Repeat the records exactly. Every line must match.

- - - - - - -

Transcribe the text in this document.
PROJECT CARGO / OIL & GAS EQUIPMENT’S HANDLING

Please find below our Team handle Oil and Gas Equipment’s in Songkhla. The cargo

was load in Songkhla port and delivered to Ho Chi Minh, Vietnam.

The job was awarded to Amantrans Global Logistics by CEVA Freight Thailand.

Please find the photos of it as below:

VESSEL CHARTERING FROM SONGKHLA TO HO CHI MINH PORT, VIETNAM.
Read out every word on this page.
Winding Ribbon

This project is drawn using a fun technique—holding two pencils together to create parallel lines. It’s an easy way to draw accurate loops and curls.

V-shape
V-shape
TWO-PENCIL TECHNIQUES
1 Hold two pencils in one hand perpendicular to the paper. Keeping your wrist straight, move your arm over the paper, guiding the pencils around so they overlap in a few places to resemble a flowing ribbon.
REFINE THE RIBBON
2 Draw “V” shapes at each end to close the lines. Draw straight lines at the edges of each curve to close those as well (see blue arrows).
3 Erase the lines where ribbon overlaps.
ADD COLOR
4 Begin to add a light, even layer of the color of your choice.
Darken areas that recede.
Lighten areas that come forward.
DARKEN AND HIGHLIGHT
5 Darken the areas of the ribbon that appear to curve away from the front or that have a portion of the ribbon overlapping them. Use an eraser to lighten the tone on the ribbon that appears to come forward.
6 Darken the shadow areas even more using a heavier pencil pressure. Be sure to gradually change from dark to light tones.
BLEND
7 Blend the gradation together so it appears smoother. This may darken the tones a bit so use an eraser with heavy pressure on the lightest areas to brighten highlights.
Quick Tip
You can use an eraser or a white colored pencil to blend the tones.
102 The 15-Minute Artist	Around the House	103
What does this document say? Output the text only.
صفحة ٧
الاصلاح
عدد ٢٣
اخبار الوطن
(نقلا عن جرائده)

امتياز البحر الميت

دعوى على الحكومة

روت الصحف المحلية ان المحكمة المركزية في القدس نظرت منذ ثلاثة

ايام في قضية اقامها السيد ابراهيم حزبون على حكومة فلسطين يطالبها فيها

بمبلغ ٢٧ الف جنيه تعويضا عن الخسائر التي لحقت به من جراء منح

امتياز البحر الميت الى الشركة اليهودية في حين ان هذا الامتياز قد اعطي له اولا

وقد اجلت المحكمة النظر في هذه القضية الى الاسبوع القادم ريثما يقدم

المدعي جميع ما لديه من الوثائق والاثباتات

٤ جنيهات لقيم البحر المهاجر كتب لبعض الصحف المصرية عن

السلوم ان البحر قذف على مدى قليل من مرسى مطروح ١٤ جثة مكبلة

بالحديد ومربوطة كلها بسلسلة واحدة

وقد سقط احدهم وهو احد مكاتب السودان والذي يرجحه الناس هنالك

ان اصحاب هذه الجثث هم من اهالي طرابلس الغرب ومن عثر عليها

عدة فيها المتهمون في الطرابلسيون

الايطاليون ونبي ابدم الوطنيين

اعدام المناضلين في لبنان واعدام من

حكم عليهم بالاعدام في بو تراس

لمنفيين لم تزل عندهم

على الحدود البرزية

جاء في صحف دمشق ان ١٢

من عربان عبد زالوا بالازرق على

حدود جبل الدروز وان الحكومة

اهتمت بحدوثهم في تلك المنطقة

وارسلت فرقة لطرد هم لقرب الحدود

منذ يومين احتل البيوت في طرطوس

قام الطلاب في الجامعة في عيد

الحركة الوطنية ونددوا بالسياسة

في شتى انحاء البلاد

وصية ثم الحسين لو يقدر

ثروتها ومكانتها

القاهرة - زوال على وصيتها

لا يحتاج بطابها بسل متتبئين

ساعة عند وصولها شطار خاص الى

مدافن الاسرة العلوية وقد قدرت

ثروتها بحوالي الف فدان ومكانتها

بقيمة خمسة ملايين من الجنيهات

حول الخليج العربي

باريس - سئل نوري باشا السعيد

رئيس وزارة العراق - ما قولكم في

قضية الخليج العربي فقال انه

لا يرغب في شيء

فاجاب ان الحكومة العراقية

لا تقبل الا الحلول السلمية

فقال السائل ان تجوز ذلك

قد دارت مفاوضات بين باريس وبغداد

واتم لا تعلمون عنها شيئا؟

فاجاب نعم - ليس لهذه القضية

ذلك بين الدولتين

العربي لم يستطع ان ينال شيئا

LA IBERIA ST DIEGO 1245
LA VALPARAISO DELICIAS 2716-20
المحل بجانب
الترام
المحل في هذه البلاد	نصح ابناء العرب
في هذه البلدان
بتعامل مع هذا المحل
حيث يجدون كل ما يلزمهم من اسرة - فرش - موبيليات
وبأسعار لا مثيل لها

- - - - - - -

» RESPONSE BELOW:
Transcribe the text in this document.
PROJECT CARGO / OIL & GAS EQUIPMENT’S HANDLING

Please find below our Team handle Oil and Gas Equipment’s in Songkhla. The cargo

was load in Songkhla port and delivered to Ho Chi Minh, Vietnam.

The job was awarded to Amantrans Global Logistics by CEVA Freight Thailand.

Please find the photos of it as below:

VESSEL CHARTERING FROM SONGKHLA TO HO CHI MINH PORT, VIETNAM.
Read out every word on this page.
Winding Ribbon

This project is drawn using a fun technique—holding two pencils together to create parallel lines. It’s an easy way to draw accurate loops and curls.

V-shape
V-shape
TWO-PENCIL TECHNIQUES
1 Hold two pencils in one hand perpendicular to the paper. Keeping your wrist straight, move your arm over the paper, guiding the pencils around so they overlap in a few places to resemble a flowing ribbon.
REFINE THE RIBBON
2 Draw “V” shapes at each end to close the lines. Draw straight lines at the edges of each curve to close those as well (see blue arrows).
3 Erase the lines where ribbon overlaps.
ADD COLOR
4 Begin to add a light, even layer of the color of your choice.
Darken areas that recede.
Lighten areas that come forward.
DARKEN AND HIGHLIGHT
5 Darken the areas of the ribbon that appear to curve away from the front or that have a portion of the ribbon overlapping them. Use an eraser to lighten the tone on the ribbon that appears to come forward.
6 Darken the shadow areas even more using a heavier pencil pressure. Be sure to gradually change from dark to light tones.
BLEND
7 Blend the gradation together so it appears smoother. This may darken the tones a bit so use an eraser with heavy pressure on the lightest areas to brighten highlights.
Quick Tip
You can use an eraser or a white colored pencil to blend the tones.
102 The 15-Minute Artist	Around the House	103
What does this document say? Output the text only.
صفحة ٧
الاصلاح
عدد ٢٣
اخبار الوطن
(نقلا عن جرائده)

امتياز البحر الميت

دعوى على الحكومة

روت الصحف المحلية ان المحكمة المركزية في القدس نظرت منذ ثلاثة

ايام في قضية اقامها السيد ابراهيم حزبون على حكومة فلسطين يطالبها فيها

بمبلغ ٢٧ الف جنيه تعويضا عن الخسائر التي لحقت به من جراء منح

امتياز البحر الميت الى الشركة اليهودية في حين ان هذا الامتياز قد اعطي له اولا

وقد اجلت المحكمة النظر في هذه القضية الى الاسبوع القادم ريثما يقدم

المدعي جميع ما لديه من الوثائق والاثباتات

٤ جنيهات لقيم البحر المهاجر كتب لبعض الصحف المصرية عن

السلوم ان البحر قذف على مدى قليل من مرسى مطروح ١٤ جثة مكبلة

بالحديد ومربوطة كلها بسلسلة واحدة

وقد سقط احدهم وهو احد مكاتب السودان والذي يرجحه الناس هنالك

ان اصحاب هذه الجثث هم من اهالي طرابلس الغرب ومن عثر عليها

عدة فيها المتهمون في الطرابلسيون

الايطاليون ونبي ابدم الوطنيين

اعدام المناضلين في لبنان واعدام من

حكم عليهم بالاعدام في بو تراس

لمنفيين لم تزل عندهم

على الحدود البرزية

جاء في صحف دمشق ان ١٢

من عربان عبد زالوا بالازرق على

حدود جبل الدروز وان الحكومة

اهتمت بحدوثهم في تلك المنطقة

وارسلت فرقة لطرد هم لقرب الحدود

منذ يومين احتل البيوت في طرطوس

قام الطلاب في الجامعة في عيد

الحركة الوطنية ونددوا بالسياسة

في شتى انحاء البلاد

وصية ثم الحسين لو يقدر

ثروتها ومكانتها

القاهرة - زوال على وصيتها

لا يحتاج بطابها بسل متتبئين

ساعة عند وصولها شطار خاص الى

مدافن الاسرة العلوية وقد قدرت

ثروتها بحوالي الف فدان ومكانتها

بقيمة خمسة ملايين من الجنيهات

حول الخليج العربي

باريس - سئل نوري باشا السعيد

رئيس وزارة العراق - ما قولكم في

قضية الخليج العربي فقال انه

لا يرغب في شيء

فاجاب ان الحكومة العراقية

لا تقبل الا الحلول السلمية

فقال السائل ان تجوز ذلك

قد دارت مفاوضات بين باريس وبغداد

واتم لا تعلمون عنها شيئا؟

فاجاب نعم - ليس لهذه القضية

ذلك بين الدولتين

العربي لم يستطع ان ينال شيئا

LA IBERIA ST DIEGO 1245
LA VALPARAISO DELICIAS 2716-20
المحل بجانب
الترام
المحل في هذه البلاد	نصح ابناء العرب
في هذه البلدان
بتعامل مع هذا المحل
حيث يجدون كل ما يلزمهم من اسرة - فرش - موبيليات
وبأسعار لا مثيل لها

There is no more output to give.